GOAL OF THE EXERCISE: Pull every line of the entries that has the word "file".

+++

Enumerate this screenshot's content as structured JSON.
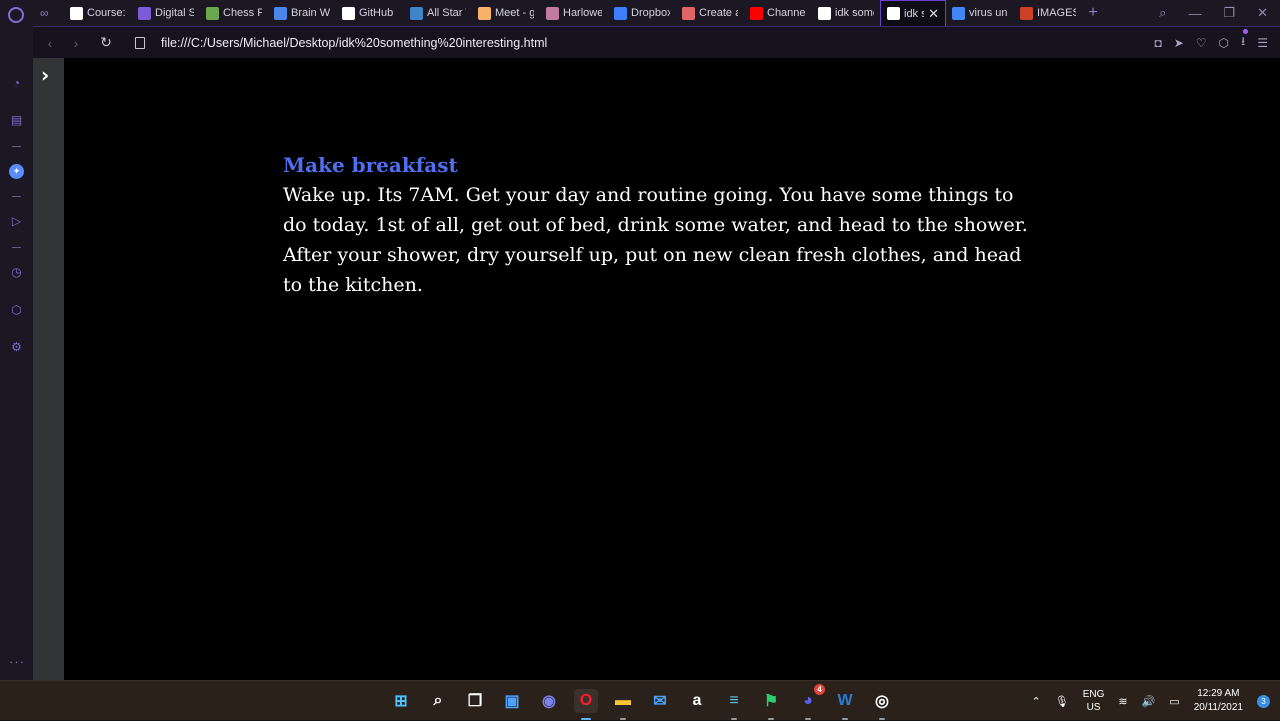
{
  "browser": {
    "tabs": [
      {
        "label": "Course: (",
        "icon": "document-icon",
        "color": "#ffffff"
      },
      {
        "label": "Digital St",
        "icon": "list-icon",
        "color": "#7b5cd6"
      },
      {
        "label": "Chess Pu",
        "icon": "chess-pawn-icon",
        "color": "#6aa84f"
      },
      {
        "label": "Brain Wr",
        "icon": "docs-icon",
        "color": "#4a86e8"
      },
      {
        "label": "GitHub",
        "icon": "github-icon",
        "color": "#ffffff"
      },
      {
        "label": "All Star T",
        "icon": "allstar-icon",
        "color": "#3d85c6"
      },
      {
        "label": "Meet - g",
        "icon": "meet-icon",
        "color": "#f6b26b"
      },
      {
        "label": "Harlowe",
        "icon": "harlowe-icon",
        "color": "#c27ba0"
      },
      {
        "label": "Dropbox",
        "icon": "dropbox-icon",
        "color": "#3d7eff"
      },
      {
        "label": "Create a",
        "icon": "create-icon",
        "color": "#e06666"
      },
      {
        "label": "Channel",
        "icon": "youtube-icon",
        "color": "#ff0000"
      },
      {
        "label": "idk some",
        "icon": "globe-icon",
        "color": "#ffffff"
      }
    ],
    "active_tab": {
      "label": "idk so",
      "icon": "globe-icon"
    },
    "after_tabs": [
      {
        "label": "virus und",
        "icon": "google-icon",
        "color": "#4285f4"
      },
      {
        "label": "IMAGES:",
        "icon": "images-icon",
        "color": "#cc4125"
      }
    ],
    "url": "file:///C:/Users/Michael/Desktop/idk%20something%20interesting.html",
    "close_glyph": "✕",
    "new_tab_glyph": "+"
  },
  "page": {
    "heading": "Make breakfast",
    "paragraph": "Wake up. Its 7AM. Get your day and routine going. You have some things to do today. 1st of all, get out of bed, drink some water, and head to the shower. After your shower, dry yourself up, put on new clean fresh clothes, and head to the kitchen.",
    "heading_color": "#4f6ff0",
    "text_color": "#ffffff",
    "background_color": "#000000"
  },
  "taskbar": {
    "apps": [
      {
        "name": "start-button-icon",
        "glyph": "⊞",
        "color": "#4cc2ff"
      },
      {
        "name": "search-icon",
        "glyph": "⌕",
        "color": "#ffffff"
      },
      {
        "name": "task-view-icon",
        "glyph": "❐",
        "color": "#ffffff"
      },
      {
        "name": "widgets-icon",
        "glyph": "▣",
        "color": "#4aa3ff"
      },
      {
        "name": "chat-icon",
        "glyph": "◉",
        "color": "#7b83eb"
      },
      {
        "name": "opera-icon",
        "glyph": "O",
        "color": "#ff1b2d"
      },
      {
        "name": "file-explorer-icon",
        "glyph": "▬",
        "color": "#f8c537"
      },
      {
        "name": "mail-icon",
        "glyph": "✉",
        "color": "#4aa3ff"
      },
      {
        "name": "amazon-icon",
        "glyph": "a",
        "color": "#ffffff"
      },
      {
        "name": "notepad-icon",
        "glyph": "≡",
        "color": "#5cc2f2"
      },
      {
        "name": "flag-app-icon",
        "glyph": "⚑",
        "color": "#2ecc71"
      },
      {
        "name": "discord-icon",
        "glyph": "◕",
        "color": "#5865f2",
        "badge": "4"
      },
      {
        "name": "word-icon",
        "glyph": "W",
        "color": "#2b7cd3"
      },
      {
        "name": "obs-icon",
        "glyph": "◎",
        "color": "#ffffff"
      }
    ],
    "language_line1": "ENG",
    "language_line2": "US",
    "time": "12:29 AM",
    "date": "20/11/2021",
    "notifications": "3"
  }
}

+++

ANSWER BELOW:
    "url": "file:///C:/Users/Michael/Desktop/idk%20something%20interesting.html",
        "name": "file-explorer-icon",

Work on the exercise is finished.